Please write out the complete listing that follows, exactly as it reads.

--- START OF Provided records ---

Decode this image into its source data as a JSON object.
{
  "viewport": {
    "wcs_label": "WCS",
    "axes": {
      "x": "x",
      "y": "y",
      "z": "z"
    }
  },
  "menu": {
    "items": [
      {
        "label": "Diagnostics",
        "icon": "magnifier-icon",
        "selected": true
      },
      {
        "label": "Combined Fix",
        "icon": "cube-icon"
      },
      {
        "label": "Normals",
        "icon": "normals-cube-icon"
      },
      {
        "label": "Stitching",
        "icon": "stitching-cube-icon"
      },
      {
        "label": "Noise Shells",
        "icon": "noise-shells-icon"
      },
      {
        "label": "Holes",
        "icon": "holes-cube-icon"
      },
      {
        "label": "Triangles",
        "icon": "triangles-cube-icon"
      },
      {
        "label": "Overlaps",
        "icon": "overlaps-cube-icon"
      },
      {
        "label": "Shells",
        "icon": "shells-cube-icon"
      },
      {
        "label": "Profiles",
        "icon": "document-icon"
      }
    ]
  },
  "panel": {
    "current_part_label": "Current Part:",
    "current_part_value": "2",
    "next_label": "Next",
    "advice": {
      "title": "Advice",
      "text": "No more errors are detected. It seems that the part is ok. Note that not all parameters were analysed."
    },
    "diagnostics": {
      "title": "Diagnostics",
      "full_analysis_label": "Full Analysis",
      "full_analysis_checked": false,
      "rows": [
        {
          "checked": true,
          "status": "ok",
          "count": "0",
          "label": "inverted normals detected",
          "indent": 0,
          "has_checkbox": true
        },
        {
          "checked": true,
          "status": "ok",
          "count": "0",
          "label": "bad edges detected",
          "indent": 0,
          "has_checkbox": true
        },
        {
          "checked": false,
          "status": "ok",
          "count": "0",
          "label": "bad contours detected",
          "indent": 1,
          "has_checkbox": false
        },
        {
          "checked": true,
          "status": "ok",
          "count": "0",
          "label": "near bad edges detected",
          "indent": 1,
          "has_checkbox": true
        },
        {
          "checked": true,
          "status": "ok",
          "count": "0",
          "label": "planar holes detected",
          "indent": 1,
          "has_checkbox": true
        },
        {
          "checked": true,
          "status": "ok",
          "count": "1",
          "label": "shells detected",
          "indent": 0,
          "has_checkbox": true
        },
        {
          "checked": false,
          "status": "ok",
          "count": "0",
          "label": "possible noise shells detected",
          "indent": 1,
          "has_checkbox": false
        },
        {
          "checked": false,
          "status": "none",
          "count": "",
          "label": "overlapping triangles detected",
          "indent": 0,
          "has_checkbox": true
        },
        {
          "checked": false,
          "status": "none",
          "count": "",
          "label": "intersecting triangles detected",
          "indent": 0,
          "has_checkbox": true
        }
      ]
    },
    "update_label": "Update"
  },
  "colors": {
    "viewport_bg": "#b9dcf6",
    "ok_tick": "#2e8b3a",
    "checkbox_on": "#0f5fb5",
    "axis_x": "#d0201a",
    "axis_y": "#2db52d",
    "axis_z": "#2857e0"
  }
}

--- END OF Provided records ---

Solution to the exercise:
Decode this image into its source data as a JSON object.
{
  "viewport": {
    "wcs_label": "WCS",
    "axes": {
      "x": "x",
      "y": "y",
      "z": "z"
    }
  },
  "menu": {
    "items": [
      {
        "label": "Diagnostics",
        "icon": "magnifier-icon",
        "selected": true
      },
      {
        "label": "Combined Fix",
        "icon": "cube-icon"
      },
      {
        "label": "Normals",
        "icon": "normals-cube-icon"
      },
      {
        "label": "Stitching",
        "icon": "stitching-cube-icon"
      },
      {
        "label": "Noise Shells",
        "icon": "noise-shells-icon"
      },
      {
        "label": "Holes",
        "icon": "holes-cube-icon"
      },
      {
        "label": "Triangles",
        "icon": "triangles-cube-icon"
      },
      {
        "label": "Overlaps",
        "icon": "overlaps-cube-icon"
      },
      {
        "label": "Shells",
        "icon": "shells-cube-icon"
      },
      {
        "label": "Profiles",
        "icon": "document-icon"
      }
    ]
  },
  "panel": {
    "current_part_label": "Current Part:",
    "current_part_value": "2",
    "next_label": "Next",
    "advice": {
      "title": "Advice",
      "text": "No more errors are detected. It seems that the part is ok. Note that not all parameters were analysed."
    },
    "diagnostics": {
      "title": "Diagnostics",
      "full_analysis_label": "Full Analysis",
      "full_analysis_checked": false,
      "rows": [
        {
          "checked": true,
          "status": "ok",
          "count": "0",
          "label": "inverted normals detected",
          "indent": 0,
          "has_checkbox": true
        },
        {
          "checked": true,
          "status": "ok",
          "count": "0",
          "label": "bad edges detected",
          "indent": 0,
          "has_checkbox": true
        },
        {
          "checked": false,
          "status": "ok",
          "count": "0",
          "label": "bad contours detected",
          "indent": 1,
          "has_checkbox": false
        },
        {
          "checked": true,
          "status": "ok",
          "count": "0",
          "label": "near bad edges detected",
          "indent": 1,
          "has_checkbox": true
        },
        {
          "checked": true,
          "status": "ok",
          "count": "0",
          "label": "planar holes detected",
          "indent": 1,
          "has_checkbox": true
        },
        {
          "checked": true,
          "status": "ok",
          "count": "1",
          "label": "shells detected",
          "indent": 0,
          "has_checkbox": true
        },
        {
          "checked": false,
          "status": "ok",
          "count": "0",
          "label": "possible noise shells detected",
          "indent": 1,
          "has_checkbox": false
        },
        {
          "checked": false,
          "status": "none",
          "count": "",
          "label": "overlapping triangles detected",
          "indent": 0,
          "has_checkbox": true
        },
        {
          "checked": false,
          "status": "none",
          "count": "",
          "label": "intersecting triangles detected",
          "indent": 0,
          "has_checkbox": true
        }
      ]
    },
    "update_label": "Update"
  },
  "colors": {
    "viewport_bg": "#b9dcf6",
    "ok_tick": "#2e8b3a",
    "checkbox_on": "#0f5fb5",
    "axis_x": "#d0201a",
    "axis_y": "#2db52d",
    "axis_z": "#2857e0"
  }
}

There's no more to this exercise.